**Given records**

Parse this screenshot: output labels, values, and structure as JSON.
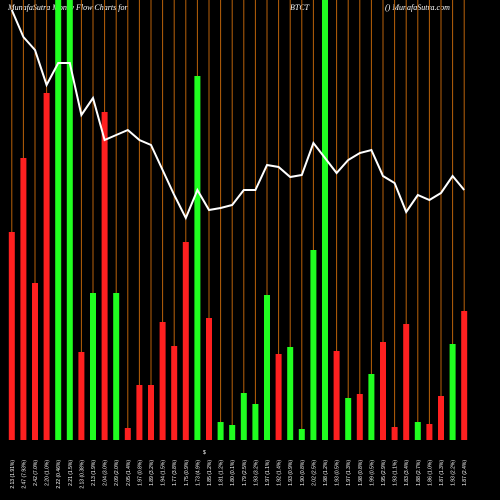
{
  "chart_data": {
    "type": "bar",
    "title": "MunafaSutra  Money Flow  Charts for",
    "symbol": "BTCT",
    "source": "() MunafaSutra.com",
    "currency": "$",
    "categories": [
      "2.13 (1.91%)",
      "2.47 (7.93%)",
      "2.42 (7.0%)",
      "2.20 (1.0%)",
      "2.22 (0.46%)",
      "2.21 (1.5%)",
      "2.13 (0.38%)",
      "2.13 (1.9%)",
      "2.04 (3.0%)",
      "2.09 (2.0%)",
      "2.05 (1.4%)",
      "1.97 (0.8%)",
      "1.89 (3.2%)",
      "1.94 (1.5%)",
      "1.77 (3.8%)",
      "1.75 (0.9%)",
      "1.73 (4.9%)",
      "1.85 (1.2%)",
      "1.81 (1.2%)",
      "1.80 (0.1%)",
      "1.79 (2.5%)",
      "1.93 (3.2%)",
      "1.97 (1.1%)",
      "1.92 (1.4%)",
      "1.93 (0.9%)",
      "1.90 (0.8%)",
      "2.02 (2.5%)",
      "1.98 (1.2%)",
      "1.93 (0.5%)",
      "1.97 (1.3%)",
      "1.98 (0.8%)",
      "1.99 (0.5%)",
      "1.95 (2.9%)",
      "1.93 (1.1%)",
      "1.83 (3.4%)",
      "1.88 (2.7%)",
      "1.86 (1.0%)",
      "1.87 (1.3%)",
      "1.93 (2.2%)",
      "1.87 (2.4%)"
    ],
    "series": [
      {
        "name": "Money flow",
        "values": [
          208,
          282,
          157,
          347,
          440,
          440,
          88,
          147,
          328,
          147,
          12,
          55,
          55,
          118,
          94,
          198,
          364,
          122,
          18,
          15,
          47,
          36,
          145,
          86,
          93,
          11,
          190,
          440,
          89,
          42,
          46,
          66,
          98,
          13,
          116,
          18,
          16,
          44,
          96,
          129
        ],
        "colors": [
          "#ff2020",
          "#ff2020",
          "#ff2020",
          "#ff2020",
          "#20ff20",
          "#20ff20",
          "#ff2020",
          "#20ff20",
          "#ff2020",
          "#20ff20",
          "#ff2020",
          "#ff2020",
          "#ff2020",
          "#ff2020",
          "#ff2020",
          "#ff2020",
          "#20ff20",
          "#ff2020",
          "#20ff20",
          "#20ff20",
          "#20ff20",
          "#20ff20",
          "#20ff20",
          "#ff2020",
          "#20ff20",
          "#20ff20",
          "#20ff20",
          "#20ff20",
          "#ff2020",
          "#20ff20",
          "#ff2020",
          "#20ff20",
          "#ff2020",
          "#ff2020",
          "#ff2020",
          "#20ff20",
          "#ff2020",
          "#ff2020",
          "#20ff20",
          "#ff2020"
        ]
      },
      {
        "name": "Price",
        "axis": "y2",
        "color": "#ffffff",
        "values": [
          430,
          403,
          390,
          355,
          377,
          377,
          325,
          342,
          300,
          305,
          310,
          300,
          295,
          270,
          245,
          222,
          250,
          230,
          232,
          235,
          250,
          250,
          275,
          273,
          263,
          265,
          297,
          282,
          267,
          280,
          287,
          290,
          264,
          257,
          228,
          245,
          240,
          247,
          264,
          250
        ]
      }
    ],
    "ylim": [
      0,
      440
    ],
    "y2lim": [
      0,
      440
    ],
    "grid_color": "#b8610a"
  }
}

**Directions for this task**
Transcribe the material exactly, keeping every word and none of the pictures.

**Solution to this problem**
Parse this screenshot: output labels, values, and structure as JSON.
{
  "chart_data": {
    "type": "bar",
    "title": "MunafaSutra  Money Flow  Charts for",
    "symbol": "BTCT",
    "source": "() MunafaSutra.com",
    "currency": "$",
    "categories": [
      "2.13 (1.91%)",
      "2.47 (7.93%)",
      "2.42 (7.0%)",
      "2.20 (1.0%)",
      "2.22 (0.46%)",
      "2.21 (1.5%)",
      "2.13 (0.38%)",
      "2.13 (1.9%)",
      "2.04 (3.0%)",
      "2.09 (2.0%)",
      "2.05 (1.4%)",
      "1.97 (0.8%)",
      "1.89 (3.2%)",
      "1.94 (1.5%)",
      "1.77 (3.8%)",
      "1.75 (0.9%)",
      "1.73 (4.9%)",
      "1.85 (1.2%)",
      "1.81 (1.2%)",
      "1.80 (0.1%)",
      "1.79 (2.5%)",
      "1.93 (3.2%)",
      "1.97 (1.1%)",
      "1.92 (1.4%)",
      "1.93 (0.9%)",
      "1.90 (0.8%)",
      "2.02 (2.5%)",
      "1.98 (1.2%)",
      "1.93 (0.5%)",
      "1.97 (1.3%)",
      "1.98 (0.8%)",
      "1.99 (0.5%)",
      "1.95 (2.9%)",
      "1.93 (1.1%)",
      "1.83 (3.4%)",
      "1.88 (2.7%)",
      "1.86 (1.0%)",
      "1.87 (1.3%)",
      "1.93 (2.2%)",
      "1.87 (2.4%)"
    ],
    "series": [
      {
        "name": "Money flow",
        "values": [
          208,
          282,
          157,
          347,
          440,
          440,
          88,
          147,
          328,
          147,
          12,
          55,
          55,
          118,
          94,
          198,
          364,
          122,
          18,
          15,
          47,
          36,
          145,
          86,
          93,
          11,
          190,
          440,
          89,
          42,
          46,
          66,
          98,
          13,
          116,
          18,
          16,
          44,
          96,
          129
        ],
        "colors": [
          "#ff2020",
          "#ff2020",
          "#ff2020",
          "#ff2020",
          "#20ff20",
          "#20ff20",
          "#ff2020",
          "#20ff20",
          "#ff2020",
          "#20ff20",
          "#ff2020",
          "#ff2020",
          "#ff2020",
          "#ff2020",
          "#ff2020",
          "#ff2020",
          "#20ff20",
          "#ff2020",
          "#20ff20",
          "#20ff20",
          "#20ff20",
          "#20ff20",
          "#20ff20",
          "#ff2020",
          "#20ff20",
          "#20ff20",
          "#20ff20",
          "#20ff20",
          "#ff2020",
          "#20ff20",
          "#ff2020",
          "#20ff20",
          "#ff2020",
          "#ff2020",
          "#ff2020",
          "#20ff20",
          "#ff2020",
          "#ff2020",
          "#20ff20",
          "#ff2020"
        ]
      },
      {
        "name": "Price",
        "axis": "y2",
        "color": "#ffffff",
        "values": [
          430,
          403,
          390,
          355,
          377,
          377,
          325,
          342,
          300,
          305,
          310,
          300,
          295,
          270,
          245,
          222,
          250,
          230,
          232,
          235,
          250,
          250,
          275,
          273,
          263,
          265,
          297,
          282,
          267,
          280,
          287,
          290,
          264,
          257,
          228,
          245,
          240,
          247,
          264,
          250
        ]
      }
    ],
    "ylim": [
      0,
      440
    ],
    "y2lim": [
      0,
      440
    ],
    "grid_color": "#b8610a"
  }
}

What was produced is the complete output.